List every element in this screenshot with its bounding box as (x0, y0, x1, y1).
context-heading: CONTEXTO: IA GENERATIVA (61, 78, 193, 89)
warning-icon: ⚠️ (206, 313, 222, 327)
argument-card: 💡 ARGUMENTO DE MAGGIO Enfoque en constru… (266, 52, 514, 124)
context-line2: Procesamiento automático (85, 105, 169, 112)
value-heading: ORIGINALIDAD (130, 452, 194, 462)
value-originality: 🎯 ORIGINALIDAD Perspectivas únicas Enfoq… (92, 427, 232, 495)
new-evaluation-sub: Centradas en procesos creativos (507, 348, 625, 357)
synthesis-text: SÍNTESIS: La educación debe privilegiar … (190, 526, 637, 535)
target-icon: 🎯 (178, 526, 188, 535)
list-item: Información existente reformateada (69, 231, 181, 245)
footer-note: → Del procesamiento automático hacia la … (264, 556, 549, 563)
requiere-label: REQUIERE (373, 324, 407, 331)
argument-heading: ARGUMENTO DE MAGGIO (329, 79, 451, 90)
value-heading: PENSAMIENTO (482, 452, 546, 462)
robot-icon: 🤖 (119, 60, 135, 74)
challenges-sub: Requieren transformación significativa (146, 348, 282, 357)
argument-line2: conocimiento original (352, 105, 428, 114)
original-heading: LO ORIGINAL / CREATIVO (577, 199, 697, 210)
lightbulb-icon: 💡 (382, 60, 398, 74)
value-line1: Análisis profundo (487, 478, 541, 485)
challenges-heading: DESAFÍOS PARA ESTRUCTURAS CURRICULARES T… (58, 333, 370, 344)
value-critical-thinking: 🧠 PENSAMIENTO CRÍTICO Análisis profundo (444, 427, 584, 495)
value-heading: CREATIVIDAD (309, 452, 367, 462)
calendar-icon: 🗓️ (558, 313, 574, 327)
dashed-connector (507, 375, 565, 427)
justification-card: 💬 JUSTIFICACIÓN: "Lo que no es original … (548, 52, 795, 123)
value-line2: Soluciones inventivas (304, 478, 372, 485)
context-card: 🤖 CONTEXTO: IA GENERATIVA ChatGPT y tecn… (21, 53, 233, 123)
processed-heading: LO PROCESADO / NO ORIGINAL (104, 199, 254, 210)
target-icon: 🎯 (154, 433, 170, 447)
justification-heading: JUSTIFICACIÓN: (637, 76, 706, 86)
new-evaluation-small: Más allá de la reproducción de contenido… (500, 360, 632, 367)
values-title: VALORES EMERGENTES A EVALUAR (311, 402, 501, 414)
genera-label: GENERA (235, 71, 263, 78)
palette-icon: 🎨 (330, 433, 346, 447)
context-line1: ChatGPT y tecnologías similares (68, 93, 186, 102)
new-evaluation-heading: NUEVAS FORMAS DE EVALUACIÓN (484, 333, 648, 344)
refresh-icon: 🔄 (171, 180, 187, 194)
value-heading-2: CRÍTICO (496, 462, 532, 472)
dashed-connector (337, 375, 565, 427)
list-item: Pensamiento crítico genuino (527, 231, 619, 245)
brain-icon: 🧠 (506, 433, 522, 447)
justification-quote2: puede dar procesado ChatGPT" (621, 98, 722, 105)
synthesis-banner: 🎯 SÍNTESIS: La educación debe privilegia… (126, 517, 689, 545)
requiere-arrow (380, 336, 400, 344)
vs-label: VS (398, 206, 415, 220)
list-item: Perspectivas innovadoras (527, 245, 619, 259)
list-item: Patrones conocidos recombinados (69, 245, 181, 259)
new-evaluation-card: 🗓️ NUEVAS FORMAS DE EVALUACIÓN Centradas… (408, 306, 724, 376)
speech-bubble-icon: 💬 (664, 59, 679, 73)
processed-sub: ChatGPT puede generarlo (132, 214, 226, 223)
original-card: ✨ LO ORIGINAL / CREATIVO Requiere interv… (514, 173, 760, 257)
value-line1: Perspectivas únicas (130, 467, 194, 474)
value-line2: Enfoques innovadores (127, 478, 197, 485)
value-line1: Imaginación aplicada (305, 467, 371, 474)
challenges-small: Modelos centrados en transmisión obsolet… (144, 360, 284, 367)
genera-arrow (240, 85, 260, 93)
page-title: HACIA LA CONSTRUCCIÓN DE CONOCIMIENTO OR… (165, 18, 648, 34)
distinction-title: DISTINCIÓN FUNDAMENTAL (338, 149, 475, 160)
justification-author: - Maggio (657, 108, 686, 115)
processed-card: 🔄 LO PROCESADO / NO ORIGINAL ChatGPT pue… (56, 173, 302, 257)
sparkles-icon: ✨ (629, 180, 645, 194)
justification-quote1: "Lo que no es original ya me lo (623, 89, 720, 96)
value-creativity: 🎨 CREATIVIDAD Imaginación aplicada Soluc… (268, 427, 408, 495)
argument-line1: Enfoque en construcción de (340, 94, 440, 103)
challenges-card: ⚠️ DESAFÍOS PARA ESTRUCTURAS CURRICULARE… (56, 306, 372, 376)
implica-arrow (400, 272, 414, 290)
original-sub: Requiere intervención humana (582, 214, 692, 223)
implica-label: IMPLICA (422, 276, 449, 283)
* * * * * * *
Please return every line of the material above unchanged, in the same order.

▸ OUTPUT:
List every element in this screenshot with its bounding box as (x0, y0, x1, y1).
context-heading: CONTEXTO: IA GENERATIVA (61, 78, 193, 89)
warning-icon: ⚠️ (206, 313, 222, 327)
argument-card: 💡 ARGUMENTO DE MAGGIO Enfoque en constru… (266, 52, 514, 124)
context-line2: Procesamiento automático (85, 105, 169, 112)
value-heading: ORIGINALIDAD (130, 452, 194, 462)
value-originality: 🎯 ORIGINALIDAD Perspectivas únicas Enfoq… (92, 427, 232, 495)
new-evaluation-sub: Centradas en procesos creativos (507, 348, 625, 357)
synthesis-text: SÍNTESIS: La educación debe privilegiar … (190, 526, 637, 535)
target-icon: 🎯 (178, 526, 188, 535)
list-item: Información existente reformateada (69, 231, 181, 245)
footer-note: → Del procesamiento automático hacia la … (264, 556, 549, 563)
requiere-label: REQUIERE (373, 324, 407, 331)
argument-heading: ARGUMENTO DE MAGGIO (329, 79, 451, 90)
value-heading: PENSAMIENTO (482, 452, 546, 462)
robot-icon: 🤖 (119, 60, 135, 74)
challenges-sub: Requieren transformación significativa (146, 348, 282, 357)
argument-line2: conocimiento original (352, 105, 428, 114)
original-heading: LO ORIGINAL / CREATIVO (577, 199, 697, 210)
lightbulb-icon: 💡 (382, 60, 398, 74)
value-line1: Análisis profundo (487, 478, 541, 485)
challenges-heading: DESAFÍOS PARA ESTRUCTURAS CURRICULARES T… (58, 333, 370, 344)
value-critical-thinking: 🧠 PENSAMIENTO CRÍTICO Análisis profundo (444, 427, 584, 495)
value-heading: CREATIVIDAD (309, 452, 367, 462)
calendar-icon: 🗓️ (558, 313, 574, 327)
dashed-connector (507, 375, 565, 427)
justification-card: 💬 JUSTIFICACIÓN: "Lo que no es original … (548, 52, 795, 123)
value-line2: Soluciones inventivas (304, 478, 372, 485)
context-card: 🤖 CONTEXTO: IA GENERATIVA ChatGPT y tecn… (21, 53, 233, 123)
processed-heading: LO PROCESADO / NO ORIGINAL (104, 199, 254, 210)
target-icon: 🎯 (154, 433, 170, 447)
justification-heading: JUSTIFICACIÓN: (637, 76, 706, 86)
new-evaluation-small: Más allá de la reproducción de contenido… (500, 360, 632, 367)
values-title: VALORES EMERGENTES A EVALUAR (311, 402, 501, 414)
genera-label: GENERA (235, 71, 263, 78)
palette-icon: 🎨 (330, 433, 346, 447)
context-line1: ChatGPT y tecnologías similares (68, 93, 186, 102)
new-evaluation-heading: NUEVAS FORMAS DE EVALUACIÓN (484, 333, 648, 344)
refresh-icon: 🔄 (171, 180, 187, 194)
value-heading-2: CRÍTICO (496, 462, 532, 472)
dashed-connector (337, 375, 565, 427)
list-item: Pensamiento crítico genuino (527, 231, 619, 245)
brain-icon: 🧠 (506, 433, 522, 447)
justification-quote2: puede dar procesado ChatGPT" (621, 98, 722, 105)
synthesis-banner: 🎯 SÍNTESIS: La educación debe privilegia… (126, 517, 689, 545)
requiere-arrow (380, 336, 400, 344)
vs-label: VS (398, 206, 415, 220)
list-item: Perspectivas innovadoras (527, 245, 619, 259)
list-item: Patrones conocidos recombinados (69, 245, 181, 259)
new-evaluation-card: 🗓️ NUEVAS FORMAS DE EVALUACIÓN Centradas… (408, 306, 724, 376)
speech-bubble-icon: 💬 (664, 59, 679, 73)
processed-sub: ChatGPT puede generarlo (132, 214, 226, 223)
original-card: ✨ LO ORIGINAL / CREATIVO Requiere interv… (514, 173, 760, 257)
value-line1: Perspectivas únicas (130, 467, 194, 474)
value-line2: Enfoques innovadores (127, 478, 197, 485)
value-line1: Imaginación aplicada (305, 467, 371, 474)
challenges-small: Modelos centrados en transmisión obsolet… (144, 360, 284, 367)
genera-arrow (240, 85, 260, 93)
page-title: HACIA LA CONSTRUCCIÓN DE CONOCIMIENTO OR… (165, 18, 648, 34)
distinction-title: DISTINCIÓN FUNDAMENTAL (338, 149, 475, 160)
justification-author: - Maggio (657, 108, 686, 115)
processed-card: 🔄 LO PROCESADO / NO ORIGINAL ChatGPT pue… (56, 173, 302, 257)
sparkles-icon: ✨ (629, 180, 645, 194)
justification-quote1: "Lo que no es original ya me lo (623, 89, 720, 96)
value-creativity: 🎨 CREATIVIDAD Imaginación aplicada Soluc… (268, 427, 408, 495)
argument-line1: Enfoque en construcción de (340, 94, 440, 103)
challenges-card: ⚠️ DESAFÍOS PARA ESTRUCTURAS CURRICULARE… (56, 306, 372, 376)
implica-arrow (400, 272, 414, 290)
original-sub: Requiere intervención humana (582, 214, 692, 223)
implica-label: IMPLICA (422, 276, 449, 283)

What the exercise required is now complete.